_Task to complete_.
Copy out each line below that has the word "JSON" in it.
########################################
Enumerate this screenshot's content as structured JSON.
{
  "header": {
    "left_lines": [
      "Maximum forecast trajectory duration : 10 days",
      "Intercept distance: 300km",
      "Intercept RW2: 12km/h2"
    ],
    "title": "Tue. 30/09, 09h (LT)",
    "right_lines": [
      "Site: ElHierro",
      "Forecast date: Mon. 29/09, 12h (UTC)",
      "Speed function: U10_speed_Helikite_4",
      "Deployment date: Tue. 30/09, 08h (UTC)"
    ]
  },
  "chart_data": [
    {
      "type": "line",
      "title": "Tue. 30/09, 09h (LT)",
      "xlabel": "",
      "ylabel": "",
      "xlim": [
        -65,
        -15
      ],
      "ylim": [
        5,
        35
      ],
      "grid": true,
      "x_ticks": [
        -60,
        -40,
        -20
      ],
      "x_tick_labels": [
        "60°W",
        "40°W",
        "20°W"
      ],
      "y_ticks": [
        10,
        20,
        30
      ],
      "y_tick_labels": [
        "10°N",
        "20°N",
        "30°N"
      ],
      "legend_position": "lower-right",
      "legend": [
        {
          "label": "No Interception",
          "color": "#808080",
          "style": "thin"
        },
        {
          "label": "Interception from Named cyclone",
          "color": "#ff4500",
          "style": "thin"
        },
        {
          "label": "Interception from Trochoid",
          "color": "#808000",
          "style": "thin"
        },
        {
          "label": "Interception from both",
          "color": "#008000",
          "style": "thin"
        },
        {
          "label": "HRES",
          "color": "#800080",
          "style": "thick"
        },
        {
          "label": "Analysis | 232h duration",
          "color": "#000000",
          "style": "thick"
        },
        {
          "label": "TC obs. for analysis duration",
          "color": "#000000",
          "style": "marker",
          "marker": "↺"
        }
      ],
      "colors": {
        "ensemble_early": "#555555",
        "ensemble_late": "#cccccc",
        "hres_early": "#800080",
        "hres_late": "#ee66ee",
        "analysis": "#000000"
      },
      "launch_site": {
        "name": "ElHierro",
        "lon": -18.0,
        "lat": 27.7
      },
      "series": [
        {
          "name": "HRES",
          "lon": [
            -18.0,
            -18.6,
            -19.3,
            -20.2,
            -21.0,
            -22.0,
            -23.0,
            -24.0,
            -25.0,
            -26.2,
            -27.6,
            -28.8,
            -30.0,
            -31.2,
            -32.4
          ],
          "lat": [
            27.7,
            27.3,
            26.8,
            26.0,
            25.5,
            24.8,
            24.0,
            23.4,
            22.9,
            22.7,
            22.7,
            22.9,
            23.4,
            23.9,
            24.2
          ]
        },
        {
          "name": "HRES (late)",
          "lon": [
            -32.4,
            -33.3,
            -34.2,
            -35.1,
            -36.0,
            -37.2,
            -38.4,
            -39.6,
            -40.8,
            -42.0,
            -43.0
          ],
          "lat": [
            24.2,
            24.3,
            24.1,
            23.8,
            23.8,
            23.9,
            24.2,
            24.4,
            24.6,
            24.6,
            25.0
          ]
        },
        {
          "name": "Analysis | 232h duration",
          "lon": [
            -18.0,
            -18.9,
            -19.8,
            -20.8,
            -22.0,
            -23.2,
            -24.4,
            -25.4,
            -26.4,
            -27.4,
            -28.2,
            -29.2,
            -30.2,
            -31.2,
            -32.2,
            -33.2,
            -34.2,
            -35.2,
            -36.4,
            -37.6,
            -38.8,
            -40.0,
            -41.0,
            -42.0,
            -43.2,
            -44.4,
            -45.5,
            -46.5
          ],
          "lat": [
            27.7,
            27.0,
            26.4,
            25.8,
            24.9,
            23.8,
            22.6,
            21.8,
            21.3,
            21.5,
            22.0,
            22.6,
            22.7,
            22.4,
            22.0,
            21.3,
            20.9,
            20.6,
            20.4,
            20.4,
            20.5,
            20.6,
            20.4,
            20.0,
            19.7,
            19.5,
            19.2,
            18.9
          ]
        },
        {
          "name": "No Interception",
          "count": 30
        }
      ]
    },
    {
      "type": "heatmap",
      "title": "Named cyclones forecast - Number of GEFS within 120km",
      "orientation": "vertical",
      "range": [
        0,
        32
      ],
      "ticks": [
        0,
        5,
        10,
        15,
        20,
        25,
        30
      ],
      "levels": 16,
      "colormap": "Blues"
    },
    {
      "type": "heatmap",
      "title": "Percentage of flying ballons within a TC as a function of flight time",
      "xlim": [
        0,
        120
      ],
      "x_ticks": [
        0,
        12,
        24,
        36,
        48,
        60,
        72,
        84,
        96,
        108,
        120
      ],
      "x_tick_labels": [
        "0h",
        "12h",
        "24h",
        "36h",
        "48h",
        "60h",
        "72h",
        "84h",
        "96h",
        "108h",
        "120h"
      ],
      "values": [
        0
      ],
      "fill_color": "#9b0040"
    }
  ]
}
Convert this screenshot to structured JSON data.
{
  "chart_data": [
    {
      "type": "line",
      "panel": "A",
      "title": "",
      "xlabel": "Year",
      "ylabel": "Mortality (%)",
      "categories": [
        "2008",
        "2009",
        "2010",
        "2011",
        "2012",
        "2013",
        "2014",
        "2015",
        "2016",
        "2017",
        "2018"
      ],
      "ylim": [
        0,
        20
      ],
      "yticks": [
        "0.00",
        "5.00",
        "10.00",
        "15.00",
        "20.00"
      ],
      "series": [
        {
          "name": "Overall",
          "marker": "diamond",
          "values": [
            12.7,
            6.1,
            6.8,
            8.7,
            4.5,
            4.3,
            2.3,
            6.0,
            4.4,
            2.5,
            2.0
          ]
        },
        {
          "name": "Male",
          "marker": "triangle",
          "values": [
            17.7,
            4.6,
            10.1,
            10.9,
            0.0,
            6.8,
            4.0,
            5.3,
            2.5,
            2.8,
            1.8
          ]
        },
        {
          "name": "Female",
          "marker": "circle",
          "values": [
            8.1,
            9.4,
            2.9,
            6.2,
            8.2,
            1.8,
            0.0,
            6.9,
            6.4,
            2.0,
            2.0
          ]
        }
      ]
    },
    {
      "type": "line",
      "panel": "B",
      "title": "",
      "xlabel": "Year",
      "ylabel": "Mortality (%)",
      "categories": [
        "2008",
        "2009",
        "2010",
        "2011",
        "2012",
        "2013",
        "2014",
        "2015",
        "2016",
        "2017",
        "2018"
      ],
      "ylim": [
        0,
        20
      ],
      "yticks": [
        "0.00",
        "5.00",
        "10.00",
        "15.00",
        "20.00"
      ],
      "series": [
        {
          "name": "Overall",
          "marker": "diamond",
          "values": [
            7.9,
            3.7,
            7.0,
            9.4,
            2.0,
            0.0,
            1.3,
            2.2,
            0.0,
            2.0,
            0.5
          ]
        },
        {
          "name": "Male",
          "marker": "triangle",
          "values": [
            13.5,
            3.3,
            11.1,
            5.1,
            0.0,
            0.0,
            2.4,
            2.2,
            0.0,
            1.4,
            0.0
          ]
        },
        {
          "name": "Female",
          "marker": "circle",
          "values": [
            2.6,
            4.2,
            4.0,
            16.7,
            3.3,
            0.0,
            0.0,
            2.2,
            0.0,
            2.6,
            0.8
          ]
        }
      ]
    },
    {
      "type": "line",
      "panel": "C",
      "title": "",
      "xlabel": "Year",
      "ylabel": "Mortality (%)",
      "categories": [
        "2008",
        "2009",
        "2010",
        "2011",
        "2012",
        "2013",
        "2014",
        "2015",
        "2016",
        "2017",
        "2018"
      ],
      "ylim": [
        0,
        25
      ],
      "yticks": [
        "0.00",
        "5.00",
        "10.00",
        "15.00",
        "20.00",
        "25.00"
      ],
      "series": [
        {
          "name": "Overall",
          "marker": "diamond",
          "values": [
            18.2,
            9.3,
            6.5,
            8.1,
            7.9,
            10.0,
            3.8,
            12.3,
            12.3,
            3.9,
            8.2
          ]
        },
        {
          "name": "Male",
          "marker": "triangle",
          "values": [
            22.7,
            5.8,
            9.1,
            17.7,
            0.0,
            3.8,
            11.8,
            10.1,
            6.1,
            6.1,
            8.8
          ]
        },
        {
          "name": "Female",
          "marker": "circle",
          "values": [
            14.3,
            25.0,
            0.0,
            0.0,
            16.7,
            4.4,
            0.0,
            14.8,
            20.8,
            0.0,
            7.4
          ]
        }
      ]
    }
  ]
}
########################################
_Written solution_.
Enumerate this screenshot's content as structured JSON.
Convert this screenshot to structured JSON data.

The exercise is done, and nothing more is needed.